§ **What is asked**
Reproduce the items below, changing every "bar-value-label" to "data-label" and keeping all other text the same.
══════════════════════════════
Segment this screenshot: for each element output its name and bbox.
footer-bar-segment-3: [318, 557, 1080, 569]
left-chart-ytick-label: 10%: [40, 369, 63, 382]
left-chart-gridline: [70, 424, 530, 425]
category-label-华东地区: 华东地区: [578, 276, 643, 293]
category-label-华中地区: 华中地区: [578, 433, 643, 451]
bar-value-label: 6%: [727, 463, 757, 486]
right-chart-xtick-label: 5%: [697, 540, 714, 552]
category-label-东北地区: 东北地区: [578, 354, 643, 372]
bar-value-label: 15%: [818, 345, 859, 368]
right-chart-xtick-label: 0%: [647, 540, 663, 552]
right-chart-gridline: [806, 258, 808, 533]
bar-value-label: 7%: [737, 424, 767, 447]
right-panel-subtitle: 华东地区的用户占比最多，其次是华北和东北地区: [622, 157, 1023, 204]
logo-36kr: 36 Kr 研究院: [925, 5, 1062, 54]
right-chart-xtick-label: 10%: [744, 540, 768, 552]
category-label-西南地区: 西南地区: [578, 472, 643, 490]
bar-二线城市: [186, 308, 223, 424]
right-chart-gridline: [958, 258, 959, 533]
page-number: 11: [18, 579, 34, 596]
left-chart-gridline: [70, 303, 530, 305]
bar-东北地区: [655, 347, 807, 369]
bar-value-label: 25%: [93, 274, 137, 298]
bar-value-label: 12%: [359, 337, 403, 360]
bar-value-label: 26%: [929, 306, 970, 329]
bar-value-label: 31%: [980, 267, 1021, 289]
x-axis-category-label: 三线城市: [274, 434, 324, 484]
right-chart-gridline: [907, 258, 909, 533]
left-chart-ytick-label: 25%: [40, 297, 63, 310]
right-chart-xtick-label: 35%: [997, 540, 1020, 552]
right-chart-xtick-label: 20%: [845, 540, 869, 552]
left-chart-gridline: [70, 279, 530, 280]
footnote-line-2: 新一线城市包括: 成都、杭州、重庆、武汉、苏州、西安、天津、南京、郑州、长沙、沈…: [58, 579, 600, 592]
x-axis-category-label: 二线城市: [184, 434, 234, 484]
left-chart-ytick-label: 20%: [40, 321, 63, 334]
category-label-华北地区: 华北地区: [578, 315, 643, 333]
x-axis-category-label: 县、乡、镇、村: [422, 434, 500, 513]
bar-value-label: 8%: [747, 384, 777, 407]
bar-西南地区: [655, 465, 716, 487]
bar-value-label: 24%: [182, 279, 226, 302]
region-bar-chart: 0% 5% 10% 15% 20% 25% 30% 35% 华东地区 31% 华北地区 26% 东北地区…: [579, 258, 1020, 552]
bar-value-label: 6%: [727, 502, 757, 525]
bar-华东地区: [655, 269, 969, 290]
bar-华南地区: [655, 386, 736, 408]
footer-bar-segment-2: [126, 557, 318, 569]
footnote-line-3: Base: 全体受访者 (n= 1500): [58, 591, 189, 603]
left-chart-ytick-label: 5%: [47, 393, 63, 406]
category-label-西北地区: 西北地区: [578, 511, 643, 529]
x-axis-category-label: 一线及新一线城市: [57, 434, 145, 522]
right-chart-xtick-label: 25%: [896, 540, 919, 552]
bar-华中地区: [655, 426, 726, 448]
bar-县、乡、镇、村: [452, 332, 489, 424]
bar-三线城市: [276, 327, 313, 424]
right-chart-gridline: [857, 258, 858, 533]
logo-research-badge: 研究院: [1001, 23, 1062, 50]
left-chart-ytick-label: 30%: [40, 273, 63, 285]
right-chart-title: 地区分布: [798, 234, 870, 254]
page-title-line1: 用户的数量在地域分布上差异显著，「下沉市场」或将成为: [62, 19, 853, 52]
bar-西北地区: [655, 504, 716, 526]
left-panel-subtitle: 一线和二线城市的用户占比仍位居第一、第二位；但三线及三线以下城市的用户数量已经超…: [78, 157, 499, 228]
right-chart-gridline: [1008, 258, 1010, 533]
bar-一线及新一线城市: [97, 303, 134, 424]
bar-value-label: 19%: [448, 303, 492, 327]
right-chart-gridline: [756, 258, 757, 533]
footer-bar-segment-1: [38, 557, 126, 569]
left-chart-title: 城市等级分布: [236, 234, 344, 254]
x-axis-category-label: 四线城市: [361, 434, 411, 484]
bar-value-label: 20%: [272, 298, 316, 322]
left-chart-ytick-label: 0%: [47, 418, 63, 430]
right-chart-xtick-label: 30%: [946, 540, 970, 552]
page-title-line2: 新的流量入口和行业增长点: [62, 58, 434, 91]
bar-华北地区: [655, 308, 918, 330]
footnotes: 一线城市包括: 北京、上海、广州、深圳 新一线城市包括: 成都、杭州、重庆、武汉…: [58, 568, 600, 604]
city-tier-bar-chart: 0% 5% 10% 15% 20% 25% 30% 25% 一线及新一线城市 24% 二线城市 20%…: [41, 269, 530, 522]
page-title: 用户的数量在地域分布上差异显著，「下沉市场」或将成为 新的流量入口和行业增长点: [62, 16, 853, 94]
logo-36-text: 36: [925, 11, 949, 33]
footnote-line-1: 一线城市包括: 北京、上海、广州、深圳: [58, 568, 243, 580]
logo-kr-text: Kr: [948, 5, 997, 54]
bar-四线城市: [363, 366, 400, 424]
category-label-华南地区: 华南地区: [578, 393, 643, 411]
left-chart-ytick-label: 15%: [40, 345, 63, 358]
══════════════════════════════
§ **Written response**
Segment this screenshot: for each element output its name and bbox.
footer-bar-segment-3: [318, 557, 1080, 569]
left-chart-ytick-label: 10%: [40, 369, 63, 382]
left-chart-gridline: [70, 424, 530, 425]
category-label-华东地区: 华东地区: [578, 276, 643, 293]
category-label-华中地区: 华中地区: [578, 433, 643, 451]
data-label: 6%: [727, 463, 757, 486]
right-chart-xtick-label: 5%: [697, 540, 714, 552]
category-label-东北地区: 东北地区: [578, 354, 643, 372]
data-label: 15%: [818, 345, 859, 368]
right-chart-xtick-label: 0%: [647, 540, 663, 552]
right-chart-gridline: [806, 258, 808, 533]
data-label: 7%: [737, 424, 767, 447]
right-panel-subtitle: 华东地区的用户占比最多，其次是华北和东北地区: [622, 157, 1023, 204]
logo-36kr: 36 Kr 研究院: [925, 5, 1062, 54]
right-chart-xtick-label: 10%: [744, 540, 768, 552]
category-label-西南地区: 西南地区: [578, 472, 643, 490]
bar-二线城市: [186, 308, 223, 424]
right-chart-gridline: [958, 258, 959, 533]
page-number: 11: [18, 579, 34, 596]
left-chart-gridline: [70, 303, 530, 305]
bar-东北地区: [655, 347, 807, 369]
data-label: 25%: [93, 274, 137, 298]
data-label: 12%: [359, 337, 403, 360]
data-label: 26%: [929, 306, 970, 329]
data-label: 31%: [980, 267, 1021, 289]
x-axis-category-label: 三线城市: [274, 434, 324, 484]
right-chart-gridline: [907, 258, 909, 533]
left-chart-ytick-label: 25%: [40, 297, 63, 310]
right-chart-xtick-label: 35%: [997, 540, 1020, 552]
right-chart-xtick-label: 20%: [845, 540, 869, 552]
left-chart-gridline: [70, 279, 530, 280]
footnote-line-2: 新一线城市包括: 成都、杭州、重庆、武汉、苏州、西安、天津、南京、郑州、长沙、沈…: [58, 579, 600, 592]
x-axis-category-label: 二线城市: [184, 434, 234, 484]
left-chart-ytick-label: 20%: [40, 321, 63, 334]
category-label-华北地区: 华北地区: [578, 315, 643, 333]
x-axis-category-label: 县、乡、镇、村: [422, 434, 500, 513]
data-label: 8%: [747, 384, 777, 407]
bar-西南地区: [655, 465, 716, 487]
data-label: 24%: [182, 279, 226, 302]
region-bar-chart: 0% 5% 10% 15% 20% 25% 30% 35% 华东地区 31% 华北地区 26% 东北地区…: [579, 258, 1020, 552]
data-label: 6%: [727, 502, 757, 525]
bar-华东地区: [655, 269, 969, 290]
bar-华南地区: [655, 386, 736, 408]
footer-bar-segment-2: [126, 557, 318, 569]
footnote-line-3: Base: 全体受访者 (n= 1500): [58, 591, 189, 603]
left-chart-ytick-label: 5%: [47, 393, 63, 406]
category-label-西北地区: 西北地区: [578, 511, 643, 529]
x-axis-category-label: 一线及新一线城市: [57, 434, 145, 522]
right-chart-xtick-label: 25%: [896, 540, 919, 552]
bar-华中地区: [655, 426, 726, 448]
bar-县、乡、镇、村: [452, 332, 489, 424]
bar-三线城市: [276, 327, 313, 424]
right-chart-gridline: [857, 258, 858, 533]
logo-research-badge: 研究院: [1001, 23, 1062, 50]
left-chart-ytick-label: 30%: [40, 273, 63, 285]
right-chart-title: 地区分布: [798, 234, 870, 254]
page-title-line1: 用户的数量在地域分布上差异显著，「下沉市场」或将成为: [62, 19, 853, 52]
bar-西北地区: [655, 504, 716, 526]
left-panel-subtitle: 一线和二线城市的用户占比仍位居第一、第二位；但三线及三线以下城市的用户数量已经超…: [78, 157, 499, 228]
right-chart-gridline: [1008, 258, 1010, 533]
bar-一线及新一线城市: [97, 303, 134, 424]
data-label: 19%: [448, 303, 492, 327]
right-chart-gridline: [756, 258, 757, 533]
footer-bar-segment-1: [38, 557, 126, 569]
left-chart-title: 城市等级分布: [236, 234, 344, 254]
x-axis-category-label: 四线城市: [361, 434, 411, 484]
data-label: 20%: [272, 298, 316, 322]
left-chart-ytick-label: 0%: [47, 418, 63, 430]
right-chart-xtick-label: 30%: [946, 540, 970, 552]
page-title-line2: 新的流量入口和行业增长点: [62, 58, 434, 91]
bar-华北地区: [655, 308, 918, 330]
footnotes: 一线城市包括: 北京、上海、广州、深圳 新一线城市包括: 成都、杭州、重庆、武汉…: [58, 568, 600, 604]
city-tier-bar-chart: 0% 5% 10% 15% 20% 25% 30% 25% 一线及新一线城市 24% 二线城市 20%…: [41, 269, 530, 522]
page-title: 用户的数量在地域分布上差异显著，「下沉市场」或将成为 新的流量入口和行业增长点: [62, 16, 853, 94]
logo-36-text: 36: [925, 11, 949, 33]
footnote-line-1: 一线城市包括: 北京、上海、广州、深圳: [58, 568, 243, 580]
logo-kr-text: Kr: [948, 5, 997, 54]
bar-四线城市: [363, 366, 400, 424]
category-label-华南地区: 华南地区: [578, 393, 643, 411]
left-chart-ytick-label: 15%: [40, 345, 63, 358]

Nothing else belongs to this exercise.